==== Entries supplied ====

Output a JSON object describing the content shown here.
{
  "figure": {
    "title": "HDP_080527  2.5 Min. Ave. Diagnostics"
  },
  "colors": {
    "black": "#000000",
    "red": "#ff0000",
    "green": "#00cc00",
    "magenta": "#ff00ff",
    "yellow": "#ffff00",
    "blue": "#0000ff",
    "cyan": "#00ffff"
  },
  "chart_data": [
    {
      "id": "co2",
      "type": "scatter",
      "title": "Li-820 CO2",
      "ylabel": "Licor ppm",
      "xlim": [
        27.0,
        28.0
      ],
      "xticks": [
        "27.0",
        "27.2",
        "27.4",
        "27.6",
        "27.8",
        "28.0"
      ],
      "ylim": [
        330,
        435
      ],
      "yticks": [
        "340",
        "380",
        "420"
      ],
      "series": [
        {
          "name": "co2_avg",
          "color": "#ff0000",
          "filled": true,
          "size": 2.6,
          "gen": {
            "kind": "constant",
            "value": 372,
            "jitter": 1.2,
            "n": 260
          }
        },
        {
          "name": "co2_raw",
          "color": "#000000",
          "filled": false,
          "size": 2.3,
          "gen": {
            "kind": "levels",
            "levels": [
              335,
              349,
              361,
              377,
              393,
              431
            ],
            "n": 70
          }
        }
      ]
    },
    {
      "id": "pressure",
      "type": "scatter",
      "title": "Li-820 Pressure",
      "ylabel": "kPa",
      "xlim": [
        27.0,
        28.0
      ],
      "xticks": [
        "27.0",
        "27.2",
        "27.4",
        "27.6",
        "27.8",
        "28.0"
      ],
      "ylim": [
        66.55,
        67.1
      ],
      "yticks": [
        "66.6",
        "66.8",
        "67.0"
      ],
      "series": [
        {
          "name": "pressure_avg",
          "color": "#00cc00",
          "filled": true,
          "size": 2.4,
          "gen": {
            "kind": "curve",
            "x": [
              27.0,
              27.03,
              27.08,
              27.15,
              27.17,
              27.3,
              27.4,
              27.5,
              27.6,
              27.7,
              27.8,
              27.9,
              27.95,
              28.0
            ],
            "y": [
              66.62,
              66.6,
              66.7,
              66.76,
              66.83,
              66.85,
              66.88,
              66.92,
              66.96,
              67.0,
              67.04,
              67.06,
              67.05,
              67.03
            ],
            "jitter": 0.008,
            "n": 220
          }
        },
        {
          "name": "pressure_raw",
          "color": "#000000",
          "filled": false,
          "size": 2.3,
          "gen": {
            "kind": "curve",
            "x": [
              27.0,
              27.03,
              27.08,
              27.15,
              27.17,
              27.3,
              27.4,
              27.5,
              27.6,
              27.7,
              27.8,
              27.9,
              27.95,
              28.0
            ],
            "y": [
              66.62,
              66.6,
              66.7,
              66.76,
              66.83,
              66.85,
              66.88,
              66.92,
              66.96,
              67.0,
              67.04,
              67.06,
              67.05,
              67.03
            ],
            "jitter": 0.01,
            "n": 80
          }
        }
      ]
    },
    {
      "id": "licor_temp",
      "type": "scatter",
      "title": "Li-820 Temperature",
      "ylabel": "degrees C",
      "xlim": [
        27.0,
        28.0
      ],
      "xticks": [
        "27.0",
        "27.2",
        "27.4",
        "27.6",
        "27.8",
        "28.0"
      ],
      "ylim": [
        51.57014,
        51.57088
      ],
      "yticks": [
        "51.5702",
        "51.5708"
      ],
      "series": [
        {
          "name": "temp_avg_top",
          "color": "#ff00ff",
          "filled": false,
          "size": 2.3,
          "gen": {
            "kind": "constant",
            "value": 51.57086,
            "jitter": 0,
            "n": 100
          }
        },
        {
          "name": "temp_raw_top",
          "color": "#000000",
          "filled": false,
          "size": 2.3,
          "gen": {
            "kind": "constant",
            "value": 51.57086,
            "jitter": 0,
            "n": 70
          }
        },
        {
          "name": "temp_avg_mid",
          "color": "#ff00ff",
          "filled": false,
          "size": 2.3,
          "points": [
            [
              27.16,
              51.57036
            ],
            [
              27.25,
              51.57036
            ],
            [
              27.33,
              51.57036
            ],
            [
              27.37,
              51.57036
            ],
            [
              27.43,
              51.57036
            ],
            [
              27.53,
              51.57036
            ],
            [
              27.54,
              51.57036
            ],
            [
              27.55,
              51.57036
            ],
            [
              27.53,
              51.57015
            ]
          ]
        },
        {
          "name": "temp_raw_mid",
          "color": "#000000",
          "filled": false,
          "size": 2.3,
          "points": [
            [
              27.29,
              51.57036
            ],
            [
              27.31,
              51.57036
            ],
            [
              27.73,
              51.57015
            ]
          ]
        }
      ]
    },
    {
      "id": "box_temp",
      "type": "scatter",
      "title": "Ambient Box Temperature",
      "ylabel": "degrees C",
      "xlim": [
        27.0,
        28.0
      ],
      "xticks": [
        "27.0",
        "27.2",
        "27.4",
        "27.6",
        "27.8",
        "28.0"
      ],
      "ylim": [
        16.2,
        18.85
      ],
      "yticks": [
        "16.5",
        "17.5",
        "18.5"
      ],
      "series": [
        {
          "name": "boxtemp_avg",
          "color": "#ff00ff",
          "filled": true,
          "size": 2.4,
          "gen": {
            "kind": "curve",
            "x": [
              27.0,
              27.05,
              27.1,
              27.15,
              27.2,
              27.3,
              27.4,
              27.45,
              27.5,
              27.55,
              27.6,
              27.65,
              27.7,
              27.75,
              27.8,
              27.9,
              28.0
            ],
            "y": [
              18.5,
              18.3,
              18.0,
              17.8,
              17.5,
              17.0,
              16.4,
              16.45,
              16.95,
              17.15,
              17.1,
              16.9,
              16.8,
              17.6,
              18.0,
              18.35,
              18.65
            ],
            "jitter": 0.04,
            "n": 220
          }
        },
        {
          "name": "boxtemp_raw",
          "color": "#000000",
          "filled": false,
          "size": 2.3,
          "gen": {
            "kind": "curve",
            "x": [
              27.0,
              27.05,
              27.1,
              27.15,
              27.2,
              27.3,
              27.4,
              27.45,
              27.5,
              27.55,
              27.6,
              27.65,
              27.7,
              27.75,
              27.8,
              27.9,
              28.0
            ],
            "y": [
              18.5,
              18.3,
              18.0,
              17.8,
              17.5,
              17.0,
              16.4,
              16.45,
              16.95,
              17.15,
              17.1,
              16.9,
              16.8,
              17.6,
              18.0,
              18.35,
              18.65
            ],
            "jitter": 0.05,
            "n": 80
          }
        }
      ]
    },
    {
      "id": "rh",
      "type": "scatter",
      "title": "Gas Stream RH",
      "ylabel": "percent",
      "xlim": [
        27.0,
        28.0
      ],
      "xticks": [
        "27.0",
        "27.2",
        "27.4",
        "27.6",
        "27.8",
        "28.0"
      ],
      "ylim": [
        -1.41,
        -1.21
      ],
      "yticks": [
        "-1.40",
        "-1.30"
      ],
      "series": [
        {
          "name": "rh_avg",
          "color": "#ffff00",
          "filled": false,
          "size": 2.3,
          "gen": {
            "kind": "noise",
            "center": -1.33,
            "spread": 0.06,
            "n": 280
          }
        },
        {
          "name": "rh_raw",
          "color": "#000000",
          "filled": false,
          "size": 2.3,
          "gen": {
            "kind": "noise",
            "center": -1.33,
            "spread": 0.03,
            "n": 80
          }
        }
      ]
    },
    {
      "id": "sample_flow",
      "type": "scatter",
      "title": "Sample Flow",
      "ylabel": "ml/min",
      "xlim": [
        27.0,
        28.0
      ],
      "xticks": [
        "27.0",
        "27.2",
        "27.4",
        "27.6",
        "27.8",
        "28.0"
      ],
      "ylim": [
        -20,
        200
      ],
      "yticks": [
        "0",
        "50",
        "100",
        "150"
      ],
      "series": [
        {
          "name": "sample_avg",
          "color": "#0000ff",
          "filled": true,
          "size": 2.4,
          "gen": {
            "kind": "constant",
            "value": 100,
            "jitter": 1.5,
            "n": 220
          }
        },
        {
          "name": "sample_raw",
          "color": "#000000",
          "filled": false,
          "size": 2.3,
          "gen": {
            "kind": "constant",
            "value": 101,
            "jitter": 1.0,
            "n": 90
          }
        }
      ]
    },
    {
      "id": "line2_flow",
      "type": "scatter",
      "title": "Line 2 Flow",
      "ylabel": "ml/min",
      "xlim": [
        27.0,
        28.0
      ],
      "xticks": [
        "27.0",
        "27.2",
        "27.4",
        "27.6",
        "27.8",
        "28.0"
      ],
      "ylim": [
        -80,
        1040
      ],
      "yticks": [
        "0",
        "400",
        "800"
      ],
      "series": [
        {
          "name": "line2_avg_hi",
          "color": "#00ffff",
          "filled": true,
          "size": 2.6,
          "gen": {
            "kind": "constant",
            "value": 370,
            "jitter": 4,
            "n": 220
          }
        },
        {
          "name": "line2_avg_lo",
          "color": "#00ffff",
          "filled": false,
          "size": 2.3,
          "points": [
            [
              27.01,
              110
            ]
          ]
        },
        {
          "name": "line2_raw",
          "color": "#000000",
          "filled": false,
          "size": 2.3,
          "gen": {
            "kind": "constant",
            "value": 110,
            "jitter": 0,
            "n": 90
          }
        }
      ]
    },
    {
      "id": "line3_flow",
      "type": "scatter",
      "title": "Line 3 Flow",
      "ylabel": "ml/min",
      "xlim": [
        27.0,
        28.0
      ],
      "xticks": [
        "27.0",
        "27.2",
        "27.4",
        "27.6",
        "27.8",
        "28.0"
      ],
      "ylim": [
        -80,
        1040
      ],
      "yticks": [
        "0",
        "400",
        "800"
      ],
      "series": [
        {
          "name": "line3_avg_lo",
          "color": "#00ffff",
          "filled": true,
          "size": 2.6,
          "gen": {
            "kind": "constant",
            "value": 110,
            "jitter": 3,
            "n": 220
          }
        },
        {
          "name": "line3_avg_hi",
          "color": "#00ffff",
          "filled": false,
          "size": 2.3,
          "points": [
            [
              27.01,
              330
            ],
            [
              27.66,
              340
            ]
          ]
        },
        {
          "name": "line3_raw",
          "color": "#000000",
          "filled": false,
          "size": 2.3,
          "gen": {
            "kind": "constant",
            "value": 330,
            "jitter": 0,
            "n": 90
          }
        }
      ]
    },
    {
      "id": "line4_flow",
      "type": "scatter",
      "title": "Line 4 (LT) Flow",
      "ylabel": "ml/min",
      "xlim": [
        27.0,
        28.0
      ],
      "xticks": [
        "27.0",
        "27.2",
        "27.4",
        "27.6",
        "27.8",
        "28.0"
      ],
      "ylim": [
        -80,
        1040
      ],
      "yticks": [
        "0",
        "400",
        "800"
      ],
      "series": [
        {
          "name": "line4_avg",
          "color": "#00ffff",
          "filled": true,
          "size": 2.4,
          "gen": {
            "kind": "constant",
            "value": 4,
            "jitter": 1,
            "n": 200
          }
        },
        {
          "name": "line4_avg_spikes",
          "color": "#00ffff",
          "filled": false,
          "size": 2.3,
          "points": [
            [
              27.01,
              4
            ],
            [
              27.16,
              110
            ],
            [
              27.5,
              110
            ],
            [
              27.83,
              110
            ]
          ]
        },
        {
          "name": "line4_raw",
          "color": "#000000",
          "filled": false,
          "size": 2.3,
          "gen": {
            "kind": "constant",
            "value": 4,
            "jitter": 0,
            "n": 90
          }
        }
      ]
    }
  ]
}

====

* _Short task_
For each line in the data above that contains the string "Temperature", extract the line.

* _Reply to the task_
      "title": "Li-820 Temperature",
      "title": "Ambient Box Temperature",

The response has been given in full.